DATASET EXTRACT
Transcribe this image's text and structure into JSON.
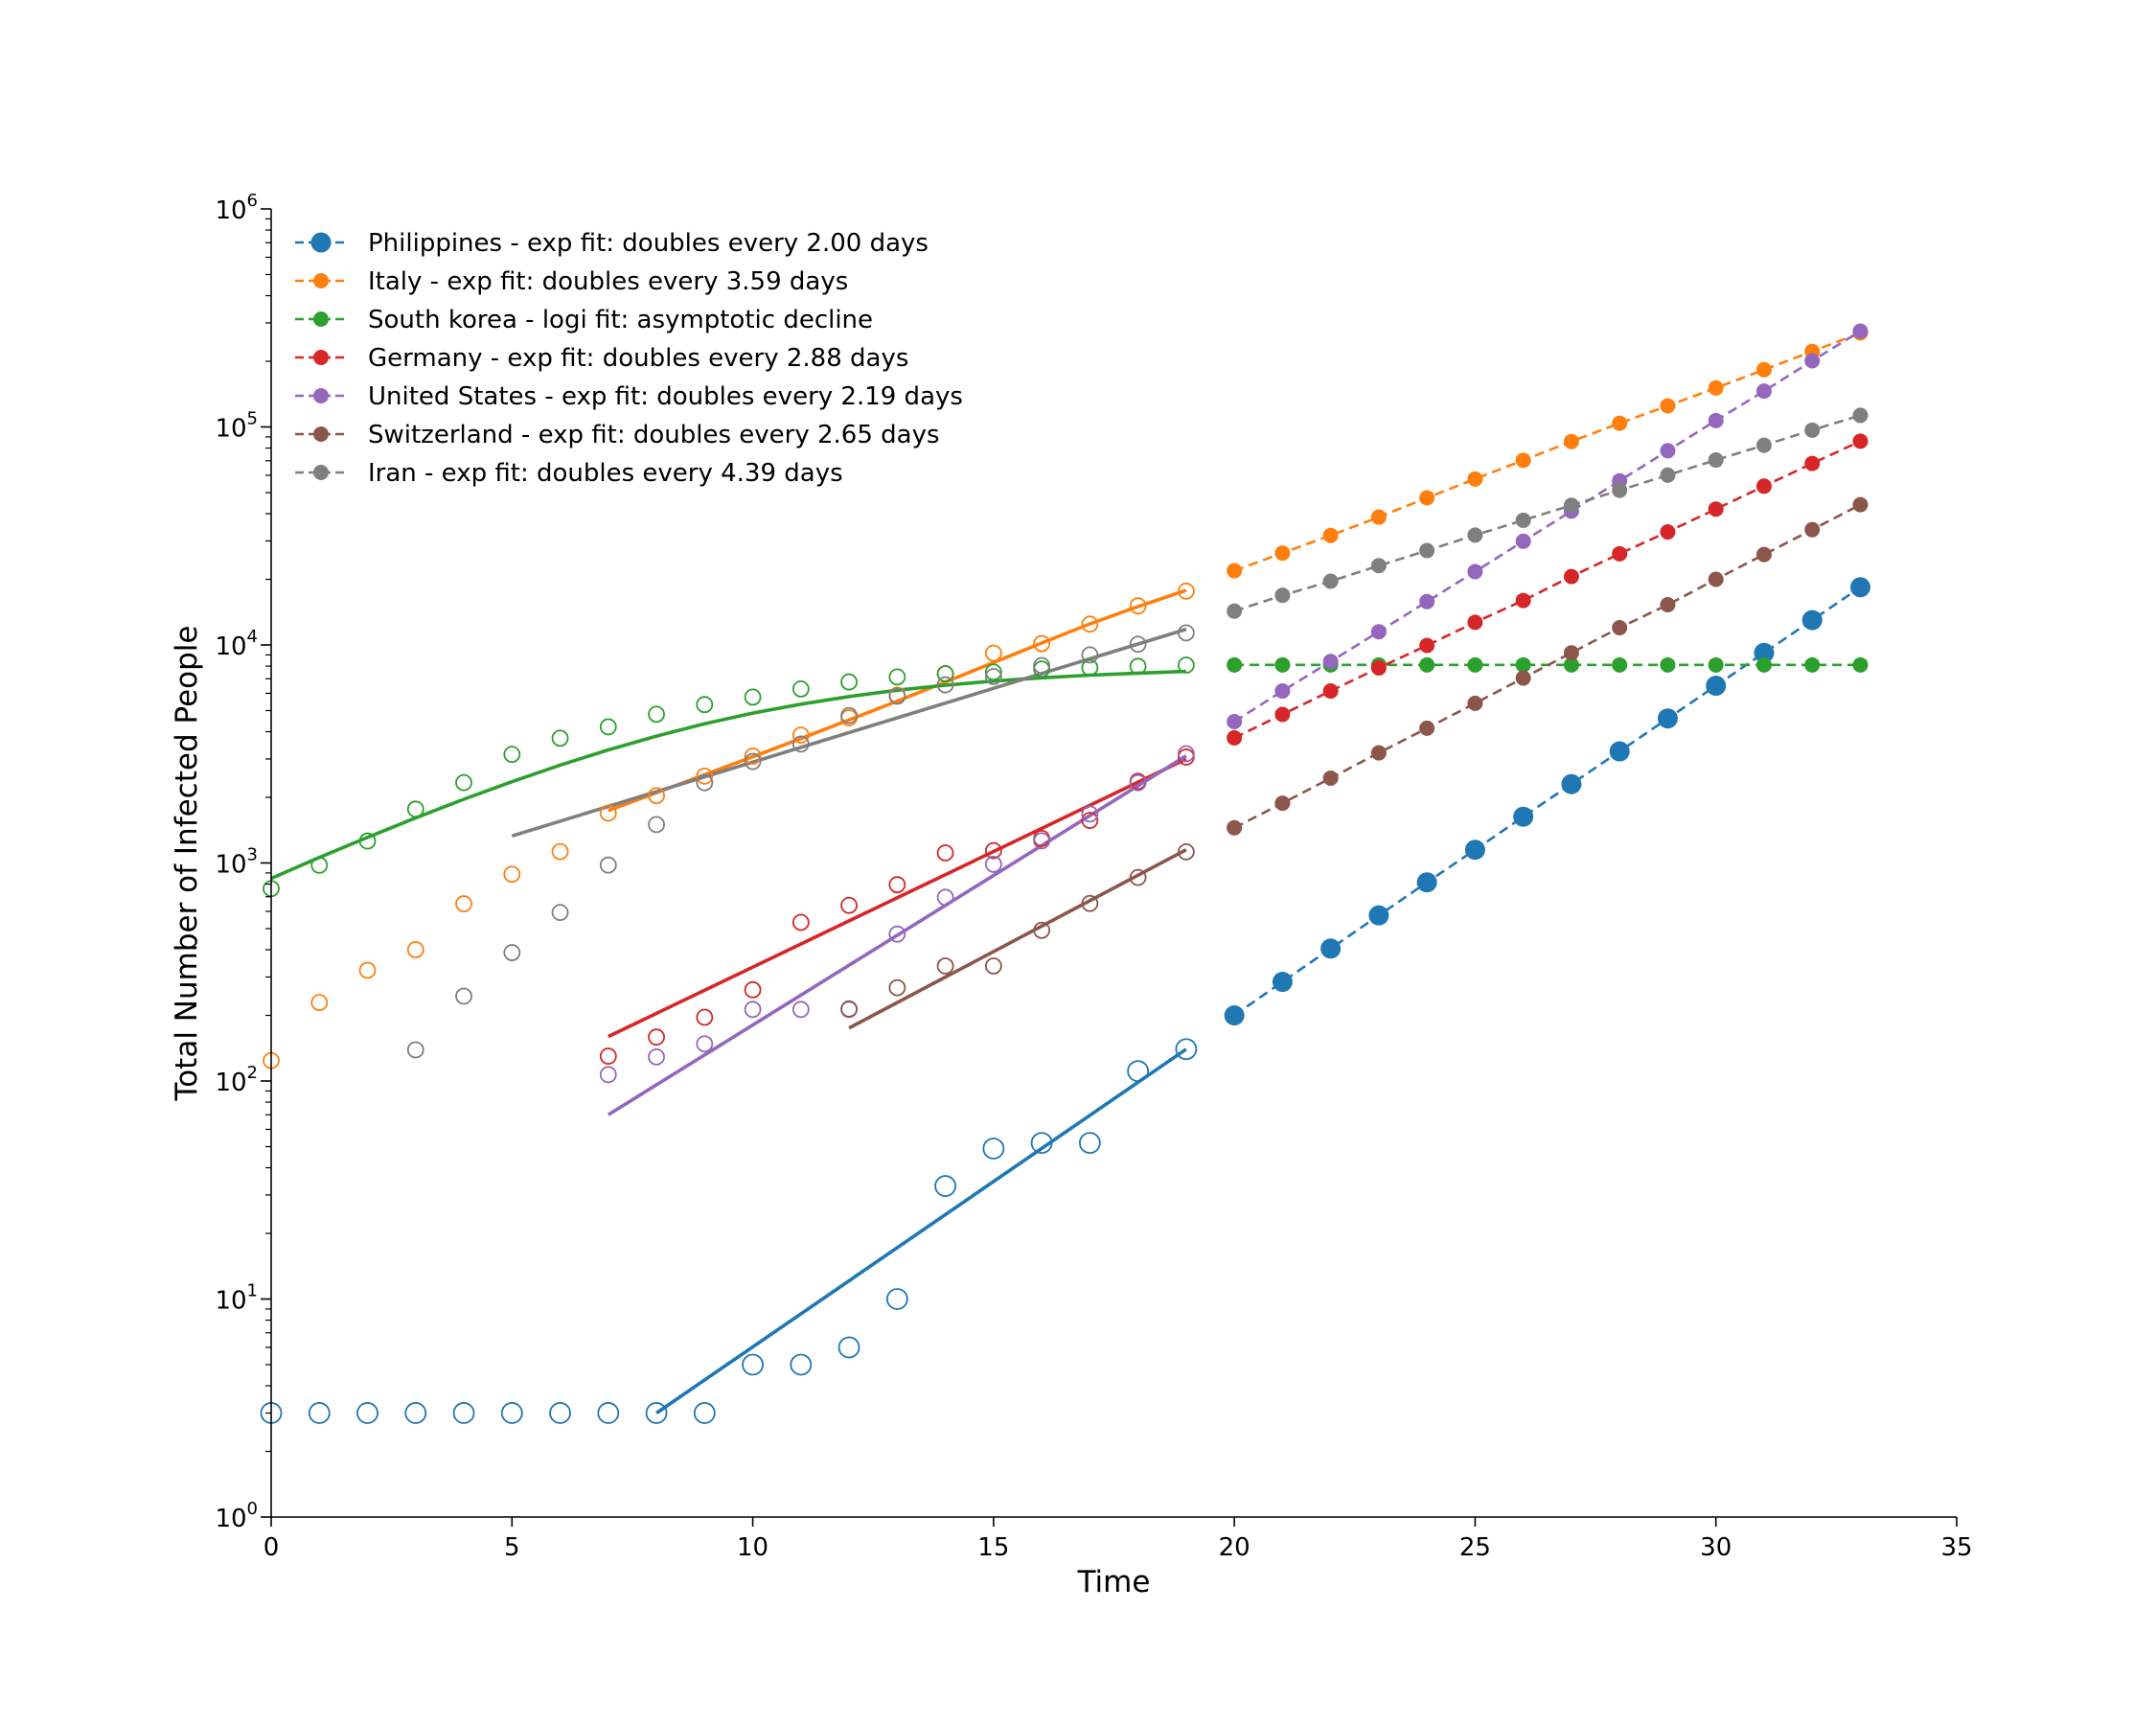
{
  "chart_data": {
    "type": "scatter",
    "title": "",
    "xlabel": "Time",
    "ylabel": "Total Number of Infected People",
    "xlim": [
      0,
      35
    ],
    "ylim": [
      1,
      1000000
    ],
    "yscale": "log",
    "x_ticks": [
      0,
      5,
      10,
      15,
      20,
      25,
      30,
      35
    ],
    "y_ticks": [
      {
        "value": 1,
        "base": "10",
        "exp": "0"
      },
      {
        "value": 10,
        "base": "10",
        "exp": "1"
      },
      {
        "value": 100,
        "base": "10",
        "exp": "2"
      },
      {
        "value": 1000,
        "base": "10",
        "exp": "3"
      },
      {
        "value": 10000,
        "base": "10",
        "exp": "4"
      },
      {
        "value": 100000,
        "base": "10",
        "exp": "5"
      },
      {
        "value": 1000000,
        "base": "10",
        "exp": "6"
      }
    ],
    "grid": false,
    "legend_position": "top-left",
    "series": [
      {
        "name": "Philippines - exp fit: doubles every 2.00 days",
        "color": "#1f77b4",
        "marker_size": "large",
        "observed": {
          "x": [
            0,
            1,
            2,
            3,
            4,
            5,
            6,
            7,
            8,
            9,
            10,
            11,
            12,
            13,
            14,
            15,
            16,
            17,
            18,
            19
          ],
          "y": [
            3,
            3,
            3,
            3,
            3,
            3,
            3,
            3,
            3,
            3,
            5,
            5,
            6,
            10,
            33,
            49,
            52,
            52,
            111,
            140
          ]
        },
        "fit": {
          "x": [
            8,
            19
          ],
          "y": [
            3,
            140
          ]
        },
        "forecast": {
          "x": [
            20,
            21,
            22,
            23,
            24,
            25,
            26,
            27,
            28,
            29,
            30,
            31,
            32,
            33
          ],
          "y": [
            200,
            285,
            405,
            575,
            815,
            1150,
            1630,
            2300,
            3250,
            4600,
            6500,
            9200,
            13000,
            18400
          ]
        }
      },
      {
        "name": "Italy - exp fit: doubles every 3.59 days",
        "color": "#ff7f0e",
        "marker_size": "small",
        "observed": {
          "x": [
            0,
            1,
            2,
            3,
            4,
            5,
            6,
            7,
            8,
            9,
            10,
            11,
            12,
            13,
            14,
            15,
            16,
            17,
            18,
            19
          ],
          "y": [
            124,
            229,
            322,
            400,
            650,
            888,
            1128,
            1694,
            2036,
            2502,
            3089,
            3858,
            4636,
            5883,
            7375,
            9172,
            10149,
            12462,
            15113,
            17660
          ]
        },
        "fit": {
          "x": [
            7,
            8,
            9,
            10,
            11,
            12,
            13,
            14,
            15,
            16,
            17,
            18,
            19
          ],
          "y": [
            1740,
            2100,
            2540,
            3070,
            3720,
            4530,
            5520,
            6760,
            8310,
            10200,
            12500,
            15000,
            17800
          ]
        },
        "forecast": {
          "x": [
            20,
            21,
            22,
            23,
            24,
            25,
            26,
            27,
            28,
            29,
            30,
            31,
            32,
            33
          ],
          "y": [
            21900,
            26400,
            31800,
            38600,
            47300,
            57700,
            70300,
            85700,
            104000,
            125000,
            151000,
            183000,
            222000,
            270000
          ]
        }
      },
      {
        "name": "South korea - logi fit: asymptotic decline",
        "color": "#2ca02c",
        "marker_size": "small",
        "observed": {
          "x": [
            0,
            1,
            2,
            3,
            4,
            5,
            6,
            7,
            8,
            9,
            10,
            11,
            12,
            13,
            14,
            15,
            16,
            17,
            18,
            19
          ],
          "y": [
            763,
            977,
            1261,
            1766,
            2337,
            3150,
            3736,
            4212,
            4812,
            5328,
            5766,
            6284,
            6767,
            7134,
            7382,
            7513,
            7755,
            7869,
            7979,
            8086
          ]
        },
        "fit": {
          "x": [
            0,
            1,
            2,
            3,
            4,
            5,
            6,
            7,
            8,
            9,
            10,
            11,
            12,
            13,
            14,
            15,
            16,
            17,
            18,
            19
          ],
          "y": [
            850,
            1060,
            1310,
            1610,
            1960,
            2360,
            2810,
            3300,
            3820,
            4350,
            4870,
            5350,
            5800,
            6200,
            6540,
            6830,
            7070,
            7270,
            7430,
            7560
          ]
        },
        "forecast": {
          "x": [
            20,
            21,
            22,
            23,
            24,
            25,
            26,
            27,
            28,
            29,
            30,
            31,
            32,
            33
          ],
          "y": [
            8100,
            8100,
            8100,
            8100,
            8100,
            8100,
            8100,
            8100,
            8100,
            8100,
            8100,
            8100,
            8100,
            8100
          ]
        }
      },
      {
        "name": "Germany - exp fit: doubles every 2.88 days",
        "color": "#d62728",
        "marker_size": "small",
        "observed": {
          "x": [
            7,
            8,
            9,
            10,
            11,
            12,
            13,
            14,
            15,
            16,
            17,
            18,
            19
          ],
          "y": [
            130,
            159,
            196,
            262,
            534,
            639,
            795,
            1112,
            1139,
            1296,
            1567,
            2369,
            3062
          ]
        },
        "fit": {
          "x": [
            7,
            19
          ],
          "y": [
            160,
            3000
          ]
        },
        "forecast": {
          "x": [
            20,
            21,
            22,
            23,
            24,
            25,
            26,
            27,
            28,
            29,
            30,
            31,
            32,
            33
          ],
          "y": [
            3750,
            4800,
            6150,
            7850,
            9950,
            12700,
            16000,
            20600,
            26200,
            33000,
            42000,
            53500,
            68000,
            86000
          ]
        }
      },
      {
        "name": "United States - exp fit: doubles every 2.19 days",
        "color": "#9467bd",
        "marker_size": "small",
        "observed": {
          "x": [
            7,
            8,
            9,
            10,
            11,
            12,
            13,
            14,
            15,
            16,
            17,
            18,
            19
          ],
          "y": [
            107,
            129,
            148,
            213,
            213,
            213,
            472,
            696,
            987,
            1264,
            1678,
            2336,
            3170
          ]
        },
        "fit": {
          "x": [
            7,
            19
          ],
          "y": [
            70,
            3100
          ]
        },
        "forecast": {
          "x": [
            20,
            21,
            22,
            23,
            24,
            25,
            26,
            27,
            28,
            29,
            30,
            31,
            32,
            33
          ],
          "y": [
            4450,
            6150,
            8400,
            11500,
            15800,
            21700,
            29900,
            41100,
            56600,
            77800,
            107000,
            146000,
            201000,
            275000
          ]
        }
      },
      {
        "name": "Switzerland - exp fit: doubles every 2.65 days",
        "color": "#8c564b",
        "marker_size": "small",
        "observed": {
          "x": [
            12,
            13,
            14,
            15,
            16,
            17,
            18,
            19
          ],
          "y": [
            214,
            268,
            337,
            337,
            491,
            652,
            858,
            1125
          ]
        },
        "fit": {
          "x": [
            12,
            19
          ],
          "y": [
            175,
            1150
          ]
        },
        "forecast": {
          "x": [
            20,
            21,
            22,
            23,
            24,
            25,
            26,
            27,
            28,
            29,
            30,
            31,
            32,
            33
          ],
          "y": [
            1450,
            1880,
            2450,
            3200,
            4150,
            5400,
            7050,
            9200,
            12000,
            15300,
            20000,
            26000,
            33800,
            44000
          ]
        }
      },
      {
        "name": "Iran - exp fit: doubles every 4.39 days",
        "color": "#7f7f7f",
        "marker_size": "small",
        "observed": {
          "x": [
            3,
            4,
            5,
            6,
            7,
            8,
            9,
            10,
            11,
            12,
            13,
            14,
            15,
            16,
            17,
            18,
            19
          ],
          "y": [
            139,
            245,
            388,
            593,
            978,
            1501,
            2336,
            2922,
            3513,
            4747,
            5823,
            6566,
            7161,
            8042,
            9000,
            10075,
            11364
          ]
        },
        "fit": {
          "x": [
            5,
            19
          ],
          "y": [
            1330,
            11800
          ]
        },
        "forecast": {
          "x": [
            20,
            21,
            22,
            23,
            24,
            25,
            26,
            27,
            28,
            29,
            30,
            31,
            32,
            33
          ],
          "y": [
            14300,
            16900,
            19600,
            23100,
            27100,
            31900,
            37300,
            43700,
            51200,
            60100,
            70500,
            82400,
            96700,
            113000
          ]
        }
      }
    ]
  }
}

DESCRIPTION OF THE TASK
Show every line of the listing in which the string "value" can be found.

CORRECT ANSWER
        "value": 1,
        "value": 10,
        "value": 100,
        "value": 1000,
        "value": 10000,
        "value": 100000,
        "value": 1000000,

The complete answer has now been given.